━━━ SOURCE PASSAGE

On the Fed's relative independence being a good or bad thing, the weight of the professional research literature suggests that countries with independent central banks have lower inflation. The reason is pretty obvious -- increases in the money supply is a pretty tempting thing for politicians to do.

It isn't widely recognized how severe the crisis was in the Fall of 2008 -- at one point U.S. banks had lost half their capital and interbank lending, a lifeblood to the system, was drying up. The U.S. financial system all but collapsed and if not for the intervention of the Fed it would have certainly dragged the economy down with it. Many claim that we should have let banks fail -- I understand the sentiment, but we tried that once -- it's widely known as the Great Depression. Back then 1/3 of U.S. banks shut their doors and this was in the days before deposit insurance.

Yes, the rescue was ugly and there is a lot to the point about socializing risk. But, back in 2008 that wasn't at the front of the Fed's mind. I'd be in favor of reducing the size of institutions so that we no longer have "systematically important institutions," but that doesn't carry much weight these days given Wall Street's influence in Washington.

Not that appeals to authority carry much weight, but among professional economists (I'm one) appeals to eliminate the Fed are seen as nutty. Also, much of this is covered in various college economics courses.

How? (2, Insightful)

TitusC3v5 (608284) | more than 2 years ago | (#38251382)

How is it that these people saw no jail time for this nonsense? I'm as jaded as the next person when it comes to our country, but this is obscene.

Have you seen who Obama's advisors are? (3, Interesting)

Colin Smith (2679) | more than 2 years ago | (#38251484)

Do a little graph of where they previously worked. Highly interesting.

Old boy's club owns America. Oh and Greece, Italy, ECB etc etc.

Re:How? (0)

Anonymous Coward | more than 2 years ago | (#38251490)

Because we try to only put people in jail for things that are crimes not things that you consider obscene.

Re:How? (1)

Anonymous Coward | more than 2 years ago | (#38251722)

Private profit was created by an arbitrage game whose ultimate costs will be paid by US public debt: the interest on Treasury bonds is going into banks whose Treasury purchases were financed by the Fed. In essence, the banks made pure arbitrage off future generations' money, and this was facilitated by the Fed, which is run by former bankers. That's enough to warrant a corruption investigation of the Fed and its leadership cadre. These loans were made to institutions supposedly in trouble (that's the justification for the loans' existence) while those institutions were publicly claiming to be healthy. That's enough to warrant investigation of the banks for fraud. These loans were made below market rates to select parties and kept secret. That's enough to warrant an investigation of both parties to the loans.

━━━━━━

- _GOALS_:
A - Print the part of the Federal Reserve discussion from "How? (2, Insightful)" to "ECB etc etc.".
B - Does each statement agree with the Federal Reserve discussion? Answer yes or no for each, quoting the words that decide it.
(i) At one point during the 2008 crisis, U.S. banks had lost half their capital.
(ii) The author of the opening comment claims to be a professional economist.
(iii) During the Great Depression, half of U.S. banks shut their doors.
C - Go on with the Federal Reserve discussion, starting after its final sentence.
This listing has no connection to the Federal Reserve discussion above.

━━━ DATA PROVIDED

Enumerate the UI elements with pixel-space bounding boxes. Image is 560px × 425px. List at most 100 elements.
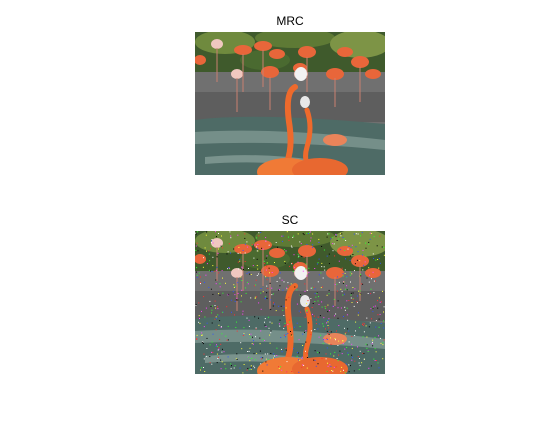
noise-pixel	[288, 236, 289, 238]
noise-pixel	[346, 314, 348, 316]
noise-pixel	[244, 243, 246, 245]
noise-pixel	[281, 351, 283, 353]
noise-pixel	[379, 313, 381, 315]
noise-pixel	[312, 244, 314, 246]
noise-pixel	[290, 245, 292, 247]
noise-pixel	[281, 279, 283, 281]
noise-pixel	[294, 266, 295, 268]
noise-pixel	[298, 310, 300, 312]
noise-pixel	[289, 321, 291, 323]
noise-pixel	[363, 358, 365, 360]
noise-pixel	[372, 307, 374, 309]
noise-pixel	[335, 236, 337, 238]
noise-pixel	[215, 316, 217, 318]
noise-pixel	[285, 333, 287, 335]
noise-pixel	[318, 296, 319, 298]
noise-pixel	[347, 319, 349, 321]
noise-pixel	[372, 345, 374, 347]
noise-pixel	[246, 317, 248, 319]
noise-pixel	[206, 322, 208, 324]
noise-pixel	[206, 263, 208, 265]
noise-pixel	[227, 325, 229, 327]
noise-pixel	[257, 247, 259, 249]
noise-pixel	[342, 340, 344, 342]
noise-pixel	[265, 269, 267, 271]
noise-pixel	[260, 330, 262, 332]
noise-pixel	[325, 328, 326, 330]
noise-pixel	[245, 292, 247, 294]
noise-pixel	[276, 355, 278, 356]
noise-pixel	[341, 366, 343, 368]
noise-pixel	[278, 366, 279, 368]
noise-pixel	[267, 287, 269, 289]
noise-pixel	[338, 238, 340, 240]
noise-pixel	[357, 233, 359, 235]
noise-pixel	[195, 304, 197, 306]
noise-pixel	[373, 306, 375, 308]
noise-pixel	[359, 350, 361, 352]
noise-pixel	[306, 357, 308, 358]
noise-pixel	[210, 242, 212, 244]
noise-pixel	[237, 299, 239, 301]
noise-pixel	[321, 301, 323, 303]
noise-pixel	[222, 311, 224, 313]
noise-pixel	[298, 339, 300, 341]
noise-pixel	[341, 353, 343, 355]
noise-pixel	[326, 322, 327, 324]
noise-pixel	[211, 305, 213, 307]
noise-pixel	[215, 307, 217, 309]
noise-pixel	[293, 235, 294, 237]
noise-pixel	[357, 356, 359, 358]
noise-pixel	[323, 317, 325, 319]
noise-pixel	[249, 368, 251, 370]
noise-pixel	[306, 289, 308, 291]
noise-pixel	[199, 282, 201, 283]
noise-pixel	[318, 336, 320, 338]
noise-pixel	[382, 342, 384, 344]
noise-pixel	[255, 359, 257, 361]
noise-pixel	[328, 263, 330, 265]
noise-pixel	[373, 280, 375, 282]
noise-pixel	[321, 266, 323, 268]
noise-pixel	[230, 235, 232, 237]
noise-pixel	[293, 254, 295, 256]
noise-pixel	[254, 285, 256, 287]
noise-pixel	[210, 270, 211, 272]
noise-pixel	[361, 232, 363, 234]
noise-pixel	[322, 277, 324, 279]
noise-pixel	[383, 339, 385, 341]
noise-pixel	[234, 365, 236, 367]
noise-pixel	[374, 337, 376, 338]
noise-pixel	[338, 354, 340, 356]
noise-pixel	[334, 255, 336, 257]
noise-pixel	[225, 282, 226, 284]
noise-pixel	[259, 350, 261, 352]
noise-pixel	[317, 351, 319, 353]
noise-pixel	[326, 330, 328, 332]
noise-pixel	[203, 353, 205, 355]
noise-pixel	[355, 330, 356, 332]
noise-pixel	[285, 250, 287, 252]
noise-pixel	[220, 326, 222, 328]
noise-pixel	[301, 356, 303, 358]
noise-pixel	[330, 238, 332, 240]
noise-pixel	[205, 307, 207, 309]
noise-pixel	[368, 281, 370, 283]
noise-pixel	[214, 318, 216, 320]
noise-pixel	[255, 279, 257, 281]
noise-pixel	[248, 319, 250, 321]
noise-pixel	[378, 268, 380, 270]
noise-pixel	[363, 331, 365, 333]
noise-pixel	[345, 363, 347, 365]
noise-pixel	[274, 355, 276, 357]
noise-pixel	[219, 294, 221, 296]
noise-pixel	[249, 273, 251, 275]
noise-pixel	[198, 272, 200, 274]
noise-pixel	[297, 253, 299, 255]
noise-pixel	[335, 313, 337, 315]
noise-pixel	[203, 343, 204, 345]
noise-pixel	[210, 305, 212, 307]
noise-pixel	[326, 347, 328, 349]
noise-pixel	[321, 286, 323, 288]
noise-pixel	[319, 352, 320, 354]
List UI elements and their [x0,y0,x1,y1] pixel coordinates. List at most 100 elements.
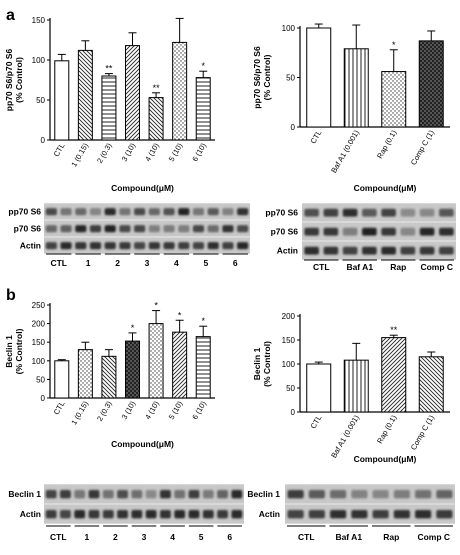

━━━━━━

- _WRITTEN ANSWERS_:
A -
How? (2, Insightful)

TitusC3v5 (608284) | more than 2 years ago | (#38251382)

How is it that these people saw no jail time for this nonsense? I'm as jaded as the next person when it comes to our country, but this is obscene.

Have you seen who Obama's advisors are? (3, Interesting)

Colin Smith (2679) | more than 2 years ago | (#38251484)

Do a little graph of where they previously worked. Highly interesting.

Old boy's club owns America. Oh and Greece, Italy, ECB etc etc.

B -
(i) Yes: "at one point U.S. banks had lost half their capital"
(ii) Yes: "among professional economists (I'm one)"
(iii) No: "Back then 1/3 of U.S. banks shut their doors"

C -
There are crimes to prosecute here, not just aesthetically displeasing market decisions.

Prosecuting them is going to take an army of lawyers, but if this isn't prosecuted it will be regarded as an open and festering example of corruption, prima facie evidence that markets are rigged in favor of select parties and that the country's fiscal policy is in the hands of people who value their friends' short term profits over long-term public benefit and growth. In the long run, that perception might be more damaging to the economy and to the legitimacy of capitalist ideals than the crimes themselves.

Re:How? (2, Insightful)

tmosley (996283) | more than 2 years ago | (#38251802)

No, we don't put them in jail because they haven't violated the law. They haven't violated the law because they ARE the law.

The system is corrupt. It's well past time to purge it.

Re:How? (4, Funny)

filthpickle (1199927) | more than 2 years ago | (#38251528)

The Daily Show treatment of this was titled something along the lines of 'Why the fuck did Martha Stewart go to jail?'.

where is my... (1)

joocemann (1273720) | more than 2 years ago | (#38251396)

...below market loan? I would like the same opportunities to game financial markets and reap fast profits.

Oh, I'm just a stem cell scientist. I don't work hard (merit) enough to get rich this way (easy). [Sarcasm]

In some countries, scumbaggery like this ends with evisceration.

Why/when do you think I changed my sig? (1)

Colin Smith (2679) | more than 2 years ago | (#38251642)

Rope is cheaper of course.

The bigger problem is these guys are zombies. They are insolvent the moment their "assets" are priced at market rates. It is going to take decades of support to keep them undead.

Remind you of Japan? The lost 2 decades? All because they refused to allow the people who fucked up to fail and those who didn't, to wipe out their debts and buy them out.

One thing is for certain... (-1)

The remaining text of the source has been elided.